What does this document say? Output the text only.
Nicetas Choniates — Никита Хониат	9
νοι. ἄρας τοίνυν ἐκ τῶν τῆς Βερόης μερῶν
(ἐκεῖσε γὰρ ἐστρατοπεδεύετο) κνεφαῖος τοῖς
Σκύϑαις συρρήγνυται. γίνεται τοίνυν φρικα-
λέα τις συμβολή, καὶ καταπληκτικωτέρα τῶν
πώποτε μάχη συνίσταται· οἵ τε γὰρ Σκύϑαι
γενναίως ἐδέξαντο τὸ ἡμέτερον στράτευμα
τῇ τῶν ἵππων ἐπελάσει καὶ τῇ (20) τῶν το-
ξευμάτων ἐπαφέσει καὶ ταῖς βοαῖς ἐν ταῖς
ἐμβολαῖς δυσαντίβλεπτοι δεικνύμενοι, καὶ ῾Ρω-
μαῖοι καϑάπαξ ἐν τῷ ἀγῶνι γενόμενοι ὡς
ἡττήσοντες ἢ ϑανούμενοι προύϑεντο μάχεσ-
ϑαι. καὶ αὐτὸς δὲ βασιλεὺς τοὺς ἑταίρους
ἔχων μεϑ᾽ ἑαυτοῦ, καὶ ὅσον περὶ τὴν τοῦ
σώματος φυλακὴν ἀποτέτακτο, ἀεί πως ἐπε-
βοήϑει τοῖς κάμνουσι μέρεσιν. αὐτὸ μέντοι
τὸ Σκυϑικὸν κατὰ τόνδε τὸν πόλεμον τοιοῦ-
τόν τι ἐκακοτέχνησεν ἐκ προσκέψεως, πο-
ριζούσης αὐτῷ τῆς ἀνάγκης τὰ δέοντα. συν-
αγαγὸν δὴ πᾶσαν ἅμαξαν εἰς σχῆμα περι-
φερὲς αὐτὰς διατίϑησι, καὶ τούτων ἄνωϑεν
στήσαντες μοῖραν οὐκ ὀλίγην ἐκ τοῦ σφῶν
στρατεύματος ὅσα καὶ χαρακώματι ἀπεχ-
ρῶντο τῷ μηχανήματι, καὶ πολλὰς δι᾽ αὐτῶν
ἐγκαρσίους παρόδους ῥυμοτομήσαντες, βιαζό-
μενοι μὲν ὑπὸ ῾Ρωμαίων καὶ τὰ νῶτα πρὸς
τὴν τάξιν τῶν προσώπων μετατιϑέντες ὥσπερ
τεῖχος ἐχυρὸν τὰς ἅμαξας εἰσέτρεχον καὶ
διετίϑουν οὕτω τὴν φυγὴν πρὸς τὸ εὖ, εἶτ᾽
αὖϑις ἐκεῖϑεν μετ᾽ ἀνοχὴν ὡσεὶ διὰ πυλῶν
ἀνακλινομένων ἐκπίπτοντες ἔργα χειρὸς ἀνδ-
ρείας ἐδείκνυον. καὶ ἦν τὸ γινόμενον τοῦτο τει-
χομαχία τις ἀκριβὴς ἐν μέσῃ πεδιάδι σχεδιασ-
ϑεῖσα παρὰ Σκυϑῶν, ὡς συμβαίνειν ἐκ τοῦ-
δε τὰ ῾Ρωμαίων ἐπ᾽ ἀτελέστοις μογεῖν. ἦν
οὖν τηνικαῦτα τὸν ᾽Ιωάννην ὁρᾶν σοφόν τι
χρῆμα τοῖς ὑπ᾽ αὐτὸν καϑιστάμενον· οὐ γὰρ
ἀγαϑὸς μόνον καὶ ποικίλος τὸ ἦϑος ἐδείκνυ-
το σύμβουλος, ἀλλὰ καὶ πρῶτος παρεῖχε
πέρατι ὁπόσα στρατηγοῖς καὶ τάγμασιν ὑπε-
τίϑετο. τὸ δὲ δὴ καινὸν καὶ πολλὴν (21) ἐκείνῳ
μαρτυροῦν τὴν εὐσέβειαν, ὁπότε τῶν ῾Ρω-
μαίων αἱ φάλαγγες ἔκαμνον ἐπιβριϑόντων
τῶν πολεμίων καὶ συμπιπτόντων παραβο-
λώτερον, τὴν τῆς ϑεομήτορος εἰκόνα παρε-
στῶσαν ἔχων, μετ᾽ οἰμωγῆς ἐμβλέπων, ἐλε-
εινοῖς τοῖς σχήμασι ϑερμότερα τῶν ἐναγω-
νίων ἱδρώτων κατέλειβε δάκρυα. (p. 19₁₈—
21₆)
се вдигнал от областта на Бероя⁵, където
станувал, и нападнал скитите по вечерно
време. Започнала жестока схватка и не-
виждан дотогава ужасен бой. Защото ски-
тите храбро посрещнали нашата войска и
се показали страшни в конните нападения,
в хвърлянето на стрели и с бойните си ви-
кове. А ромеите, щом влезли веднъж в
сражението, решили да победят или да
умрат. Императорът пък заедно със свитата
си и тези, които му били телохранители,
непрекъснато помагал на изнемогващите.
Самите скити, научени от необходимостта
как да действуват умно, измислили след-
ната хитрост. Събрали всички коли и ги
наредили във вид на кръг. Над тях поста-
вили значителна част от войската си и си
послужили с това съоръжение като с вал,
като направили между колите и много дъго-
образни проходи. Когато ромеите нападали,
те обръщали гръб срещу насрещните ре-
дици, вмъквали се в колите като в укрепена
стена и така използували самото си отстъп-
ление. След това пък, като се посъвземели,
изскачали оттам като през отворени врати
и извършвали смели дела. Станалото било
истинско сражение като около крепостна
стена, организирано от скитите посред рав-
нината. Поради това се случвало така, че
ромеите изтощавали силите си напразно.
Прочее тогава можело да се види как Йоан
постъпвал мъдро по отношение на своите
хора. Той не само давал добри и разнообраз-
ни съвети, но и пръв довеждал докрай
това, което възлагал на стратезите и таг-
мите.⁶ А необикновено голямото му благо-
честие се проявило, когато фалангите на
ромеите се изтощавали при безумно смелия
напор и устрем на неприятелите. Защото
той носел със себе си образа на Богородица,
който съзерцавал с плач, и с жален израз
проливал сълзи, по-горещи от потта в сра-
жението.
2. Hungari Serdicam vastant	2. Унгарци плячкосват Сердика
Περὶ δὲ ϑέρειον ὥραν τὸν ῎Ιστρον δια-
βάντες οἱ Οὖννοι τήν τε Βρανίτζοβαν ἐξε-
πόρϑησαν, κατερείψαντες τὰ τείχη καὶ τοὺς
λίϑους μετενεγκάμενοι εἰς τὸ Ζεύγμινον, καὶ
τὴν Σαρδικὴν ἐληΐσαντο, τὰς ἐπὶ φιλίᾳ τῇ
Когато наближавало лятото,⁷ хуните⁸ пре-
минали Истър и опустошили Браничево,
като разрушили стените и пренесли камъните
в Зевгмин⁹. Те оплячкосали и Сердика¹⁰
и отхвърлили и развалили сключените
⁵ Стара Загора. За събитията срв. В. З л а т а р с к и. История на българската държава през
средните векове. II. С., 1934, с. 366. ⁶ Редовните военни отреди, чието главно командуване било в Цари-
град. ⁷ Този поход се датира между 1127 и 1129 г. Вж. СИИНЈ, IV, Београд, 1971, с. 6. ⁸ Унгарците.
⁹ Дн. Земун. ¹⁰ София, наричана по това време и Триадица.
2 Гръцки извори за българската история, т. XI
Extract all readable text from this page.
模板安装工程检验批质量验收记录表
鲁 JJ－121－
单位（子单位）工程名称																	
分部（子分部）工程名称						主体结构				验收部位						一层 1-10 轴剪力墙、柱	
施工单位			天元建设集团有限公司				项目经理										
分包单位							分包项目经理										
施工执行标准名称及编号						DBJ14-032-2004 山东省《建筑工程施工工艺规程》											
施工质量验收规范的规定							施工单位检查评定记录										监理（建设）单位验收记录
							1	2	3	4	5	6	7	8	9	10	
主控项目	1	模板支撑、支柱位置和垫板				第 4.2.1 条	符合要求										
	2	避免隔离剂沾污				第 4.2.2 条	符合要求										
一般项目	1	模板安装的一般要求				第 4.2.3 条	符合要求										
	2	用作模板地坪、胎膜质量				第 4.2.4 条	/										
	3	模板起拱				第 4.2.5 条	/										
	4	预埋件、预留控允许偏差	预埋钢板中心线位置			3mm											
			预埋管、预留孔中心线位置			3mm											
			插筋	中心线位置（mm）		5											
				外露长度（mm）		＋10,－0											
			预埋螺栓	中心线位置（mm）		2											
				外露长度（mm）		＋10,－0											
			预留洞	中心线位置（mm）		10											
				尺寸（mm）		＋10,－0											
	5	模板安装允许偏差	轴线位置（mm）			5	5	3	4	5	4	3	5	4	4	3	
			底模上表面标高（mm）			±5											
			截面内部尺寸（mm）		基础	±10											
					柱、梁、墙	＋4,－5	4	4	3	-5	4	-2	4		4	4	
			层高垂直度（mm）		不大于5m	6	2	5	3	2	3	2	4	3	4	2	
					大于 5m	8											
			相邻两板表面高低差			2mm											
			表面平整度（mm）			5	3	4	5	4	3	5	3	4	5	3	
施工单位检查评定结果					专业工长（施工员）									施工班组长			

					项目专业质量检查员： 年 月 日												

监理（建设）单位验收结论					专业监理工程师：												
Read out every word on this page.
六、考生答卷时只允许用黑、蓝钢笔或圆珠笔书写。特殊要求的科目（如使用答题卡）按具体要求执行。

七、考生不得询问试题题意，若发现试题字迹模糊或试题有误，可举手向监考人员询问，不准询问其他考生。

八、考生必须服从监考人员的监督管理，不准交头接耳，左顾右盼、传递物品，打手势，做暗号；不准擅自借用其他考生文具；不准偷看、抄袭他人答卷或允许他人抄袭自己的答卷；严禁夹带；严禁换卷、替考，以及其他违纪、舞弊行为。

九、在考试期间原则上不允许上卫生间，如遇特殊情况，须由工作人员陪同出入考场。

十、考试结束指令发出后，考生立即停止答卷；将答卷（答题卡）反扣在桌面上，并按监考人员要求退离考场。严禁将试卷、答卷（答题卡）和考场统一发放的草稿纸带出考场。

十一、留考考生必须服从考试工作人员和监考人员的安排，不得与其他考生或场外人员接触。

• • •

■ What this task involves ■
Your task is to return, exactly and on their own, the lines from the one containing "Extract all readable text from this page." through the last line of the listing.

■ Completed exercise ■
Extract all readable text from this page.
模板安装工程检验批质量验收记录表
鲁 JJ－121－
单位（子单位）工程名称																	
分部（子分部）工程名称						主体结构				验收部位						一层 1-10 轴剪力墙、柱	
施工单位			天元建设集团有限公司				项目经理										
分包单位							分包项目经理										
施工执行标准名称及编号						DBJ14-032-2004 山东省《建筑工程施工工艺规程》											
施工质量验收规范的规定							施工单位检查评定记录										监理（建设）单位验收记录
							1	2	3	4	5	6	7	8	9	10	
主控项目	1	模板支撑、支柱位置和垫板				第 4.2.1 条	符合要求										
	2	避免隔离剂沾污				第 4.2.2 条	符合要求										
一般项目	1	模板安装的一般要求				第 4.2.3 条	符合要求										
	2	用作模板地坪、胎膜质量				第 4.2.4 条	/										
	3	模板起拱				第 4.2.5 条	/										
	4	预埋件、预留控允许偏差	预埋钢板中心线位置			3mm											
			预埋管、预留孔中心线位置			3mm											
			插筋	中心线位置（mm）		5											
				外露长度（mm）		＋10,－0											
			预埋螺栓	中心线位置（mm）		2											
				外露长度（mm）		＋10,－0											
			预留洞	中心线位置（mm）		10											
				尺寸（mm）		＋10,－0											
	5	模板安装允许偏差	轴线位置（mm）			5	5	3	4	5	4	3	5	4	4	3	
			底模上表面标高（mm）			±5											
			截面内部尺寸（mm）		基础	±10											
					柱、梁、墙	＋4,－5	4	4	3	-5	4	-2	4		4	4	
			层高垂直度（mm）		不大于5m	6	2	5	3	2	3	2	4	3	4	2	
					大于 5m	8											
			相邻两板表面高低差			2mm											
			表面平整度（mm）			5	3	4	5	4	3	5	3	4	5	3	
施工单位检查评定结果					专业工长（施工员）									施工班组长			

					项目专业质量检查员： 年 月 日												

监理（建设）单位验收结论					专业监理工程师：												
Read out every word on this page.
六、考生答卷时只允许用黑、蓝钢笔或圆珠笔书写。特殊要求的科目（如使用答题卡）按具体要求执行。

七、考生不得询问试题题意，若发现试题字迹模糊或试题有误，可举手向监考人员询问，不准询问其他考生。

八、考生必须服从监考人员的监督管理，不准交头接耳，左顾右盼、传递物品，打手势，做暗号；不准擅自借用其他考生文具；不准偷看、抄袭他人答卷或允许他人抄袭自己的答卷；严禁夹带；严禁换卷、替考，以及其他违纪、舞弊行为。

九、在考试期间原则上不允许上卫生间，如遇特殊情况，须由工作人员陪同出入考场。

十、考试结束指令发出后，考生立即停止答卷；将答卷（答题卡）反扣在桌面上，并按监考人员要求退离考场。严禁将试卷、答卷（答题卡）和考场统一发放的草稿纸带出考场。

十一、留考考生必须服从考试工作人员和监考人员的安排，不得与其他考生或场外人员接触。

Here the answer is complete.